DESCRIPTION OF THE TASK. Repeat the records word for word, excluding any picture.

========

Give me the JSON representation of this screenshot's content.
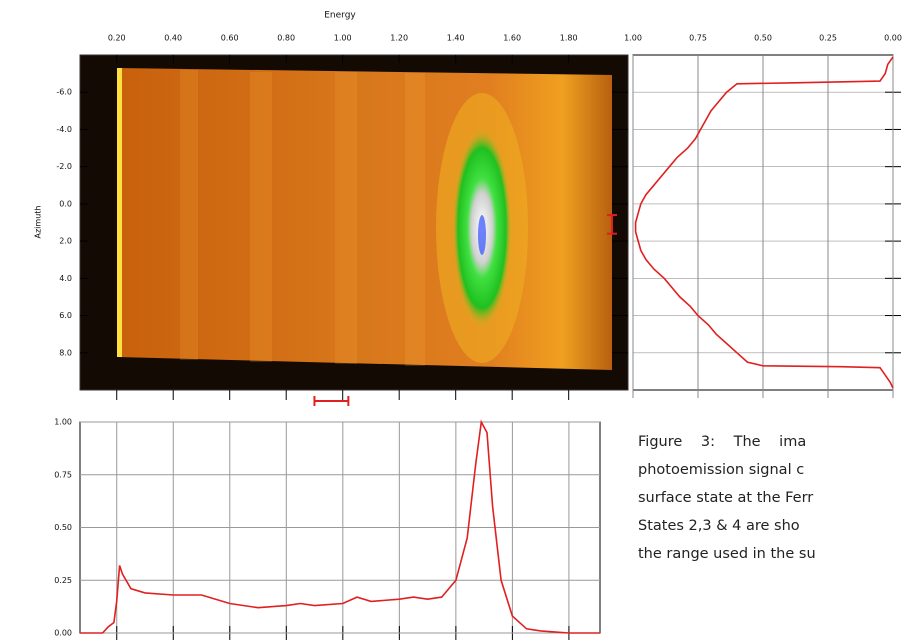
{
  "chart_data": [
    {
      "type": "heatmap",
      "title": "Energy",
      "y_label": "Azimuth",
      "xlim": [
        0.07,
        2.01
      ],
      "ylim": [
        -8,
        10
      ],
      "y_reversed": true,
      "xticks": [
        {
          "value": 0.2,
          "label": "0.20"
        },
        {
          "value": 0.4,
          "label": "0.40"
        },
        {
          "value": 0.6,
          "label": "0.60"
        },
        {
          "value": 0.8,
          "label": "0.80"
        },
        {
          "value": 1,
          "label": "1.00"
        },
        {
          "value": 1.2,
          "label": "1.20"
        },
        {
          "value": 1.4,
          "label": "1.40"
        },
        {
          "value": 1.6,
          "label": "1.60"
        },
        {
          "value": 1.8,
          "label": "1.80"
        }
      ],
      "yticks": [
        {
          "value": -6,
          "label": "-6.0"
        },
        {
          "value": -4,
          "label": "-4.0"
        },
        {
          "value": -2,
          "label": "-2.0"
        },
        {
          "value": 0,
          "label": "0.0"
        },
        {
          "value": 2,
          "label": "2.0"
        },
        {
          "value": 4,
          "label": "4.0"
        },
        {
          "value": 6,
          "label": "6.0"
        },
        {
          "value": 8,
          "label": "8.0"
        }
      ],
      "marked_energy_range": [
        0.9,
        1.02
      ],
      "marked_azimuth_range": [
        0.6,
        1.6
      ],
      "marker_color": "#e02020"
    },
    {
      "type": "profile",
      "color": "#e02020",
      "xlim": [
        1,
        0
      ],
      "ylim": [
        -8,
        10
      ],
      "y_reversed": true,
      "xticks": [
        {
          "value": 1,
          "label": "1.00"
        },
        {
          "value": 0.75,
          "label": "0.75"
        },
        {
          "value": 0.5,
          "label": "0.50"
        },
        {
          "value": 0.25,
          "label": "0.25"
        },
        {
          "value": 0,
          "label": "0.00"
        }
      ],
      "x": [
        -7.9,
        -7.5,
        -7.0,
        -6.6,
        -6.5,
        -6.45,
        -6.0,
        -5.5,
        -5.0,
        -4.5,
        -4.0,
        -3.5,
        -3.0,
        -2.5,
        -2.0,
        -1.5,
        -1.0,
        -0.5,
        0.0,
        0.5,
        1.0,
        1.5,
        2.0,
        2.5,
        3.0,
        3.5,
        4.0,
        4.5,
        5.0,
        5.5,
        6.0,
        6.5,
        7.0,
        7.5,
        8.0,
        8.5,
        8.7,
        8.75,
        8.8,
        9.2,
        9.6,
        9.9
      ],
      "values": [
        0.0,
        0.02,
        0.03,
        0.05,
        0.4,
        0.6,
        0.64,
        0.67,
        0.7,
        0.72,
        0.74,
        0.76,
        0.79,
        0.83,
        0.86,
        0.89,
        0.92,
        0.95,
        0.97,
        0.98,
        0.99,
        0.99,
        0.98,
        0.97,
        0.95,
        0.92,
        0.88,
        0.85,
        0.82,
        0.78,
        0.75,
        0.71,
        0.68,
        0.64,
        0.6,
        0.56,
        0.5,
        0.2,
        0.05,
        0.03,
        0.01,
        0.0
      ]
    },
    {
      "type": "line",
      "color": "#e02020",
      "xlim": [
        0.07,
        1.91
      ],
      "ylim": [
        0,
        1
      ],
      "yticks": [
        {
          "value": 0,
          "label": "0.00"
        },
        {
          "value": 0.25,
          "label": "0.25"
        },
        {
          "value": 0.5,
          "label": "0.50"
        },
        {
          "value": 0.75,
          "label": "0.75"
        },
        {
          "value": 1,
          "label": "1.00"
        }
      ],
      "x": [
        0.07,
        0.15,
        0.17,
        0.19,
        0.2,
        0.21,
        0.22,
        0.25,
        0.3,
        0.4,
        0.5,
        0.6,
        0.7,
        0.8,
        0.85,
        0.9,
        1.0,
        1.05,
        1.1,
        1.2,
        1.25,
        1.3,
        1.35,
        1.4,
        1.44,
        1.47,
        1.49,
        1.51,
        1.53,
        1.56,
        1.6,
        1.65,
        1.7,
        1.8,
        1.91
      ],
      "values": [
        0.0,
        0.0,
        0.03,
        0.05,
        0.15,
        0.32,
        0.28,
        0.21,
        0.19,
        0.18,
        0.18,
        0.14,
        0.12,
        0.13,
        0.14,
        0.13,
        0.14,
        0.17,
        0.15,
        0.16,
        0.17,
        0.16,
        0.17,
        0.25,
        0.45,
        0.8,
        1.0,
        0.95,
        0.6,
        0.25,
        0.08,
        0.02,
        0.01,
        0.0,
        0.0
      ]
    }
  ],
  "caption": [
    "Figure 3: The ima",
    "photoemission signal c",
    "surface state at the Ferr",
    "States 2,3 & 4 are sho",
    "the range used in the su"
  ]
}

========

RESPONSE.
Give me the JSON representation of this screenshot's content.
{
  "chart_data": [
    {
      "type": "heatmap",
      "title": "Energy",
      "y_label": "Azimuth",
      "xlim": [
        0.07,
        2.01
      ],
      "ylim": [
        -8,
        10
      ],
      "y_reversed": true,
      "xticks": [
        {
          "value": 0.2,
          "label": "0.20"
        },
        {
          "value": 0.4,
          "label": "0.40"
        },
        {
          "value": 0.6,
          "label": "0.60"
        },
        {
          "value": 0.8,
          "label": "0.80"
        },
        {
          "value": 1,
          "label": "1.00"
        },
        {
          "value": 1.2,
          "label": "1.20"
        },
        {
          "value": 1.4,
          "label": "1.40"
        },
        {
          "value": 1.6,
          "label": "1.60"
        },
        {
          "value": 1.8,
          "label": "1.80"
        }
      ],
      "yticks": [
        {
          "value": -6,
          "label": "-6.0"
        },
        {
          "value": -4,
          "label": "-4.0"
        },
        {
          "value": -2,
          "label": "-2.0"
        },
        {
          "value": 0,
          "label": "0.0"
        },
        {
          "value": 2,
          "label": "2.0"
        },
        {
          "value": 4,
          "label": "4.0"
        },
        {
          "value": 6,
          "label": "6.0"
        },
        {
          "value": 8,
          "label": "8.0"
        }
      ],
      "marked_energy_range": [
        0.9,
        1.02
      ],
      "marked_azimuth_range": [
        0.6,
        1.6
      ],
      "marker_color": "#e02020"
    },
    {
      "type": "profile",
      "color": "#e02020",
      "xlim": [
        1,
        0
      ],
      "ylim": [
        -8,
        10
      ],
      "y_reversed": true,
      "xticks": [
        {
          "value": 1,
          "label": "1.00"
        },
        {
          "value": 0.75,
          "label": "0.75"
        },
        {
          "value": 0.5,
          "label": "0.50"
        },
        {
          "value": 0.25,
          "label": "0.25"
        },
        {
          "value": 0,
          "label": "0.00"
        }
      ],
      "x": [
        -7.9,
        -7.5,
        -7.0,
        -6.6,
        -6.5,
        -6.45,
        -6.0,
        -5.5,
        -5.0,
        -4.5,
        -4.0,
        -3.5,
        -3.0,
        -2.5,
        -2.0,
        -1.5,
        -1.0,
        -0.5,
        0.0,
        0.5,
        1.0,
        1.5,
        2.0,
        2.5,
        3.0,
        3.5,
        4.0,
        4.5,
        5.0,
        5.5,
        6.0,
        6.5,
        7.0,
        7.5,
        8.0,
        8.5,
        8.7,
        8.75,
        8.8,
        9.2,
        9.6,
        9.9
      ],
      "values": [
        0.0,
        0.02,
        0.03,
        0.05,
        0.4,
        0.6,
        0.64,
        0.67,
        0.7,
        0.72,
        0.74,
        0.76,
        0.79,
        0.83,
        0.86,
        0.89,
        0.92,
        0.95,
        0.97,
        0.98,
        0.99,
        0.99,
        0.98,
        0.97,
        0.95,
        0.92,
        0.88,
        0.85,
        0.82,
        0.78,
        0.75,
        0.71,
        0.68,
        0.64,
        0.6,
        0.56,
        0.5,
        0.2,
        0.05,
        0.03,
        0.01,
        0.0
      ]
    },
    {
      "type": "line",
      "color": "#e02020",
      "xlim": [
        0.07,
        1.91
      ],
      "ylim": [
        0,
        1
      ],
      "yticks": [
        {
          "value": 0,
          "label": "0.00"
        },
        {
          "value": 0.25,
          "label": "0.25"
        },
        {
          "value": 0.5,
          "label": "0.50"
        },
        {
          "value": 0.75,
          "label": "0.75"
        },
        {
          "value": 1,
          "label": "1.00"
        }
      ],
      "x": [
        0.07,
        0.15,
        0.17,
        0.19,
        0.2,
        0.21,
        0.22,
        0.25,
        0.3,
        0.4,
        0.5,
        0.6,
        0.7,
        0.8,
        0.85,
        0.9,
        1.0,
        1.05,
        1.1,
        1.2,
        1.25,
        1.3,
        1.35,
        1.4,
        1.44,
        1.47,
        1.49,
        1.51,
        1.53,
        1.56,
        1.6,
        1.65,
        1.7,
        1.8,
        1.91
      ],
      "values": [
        0.0,
        0.0,
        0.03,
        0.05,
        0.15,
        0.32,
        0.28,
        0.21,
        0.19,
        0.18,
        0.18,
        0.14,
        0.12,
        0.13,
        0.14,
        0.13,
        0.14,
        0.17,
        0.15,
        0.16,
        0.17,
        0.16,
        0.17,
        0.25,
        0.45,
        0.8,
        1.0,
        0.95,
        0.6,
        0.25,
        0.08,
        0.02,
        0.01,
        0.0,
        0.0
      ]
    }
  ],
  "caption": [
    "Figure 3: The ima",
    "photoemission signal c",
    "surface state at the Ferr",
    "States 2,3 & 4 are sho",
    "the range used in the su"
  ]
}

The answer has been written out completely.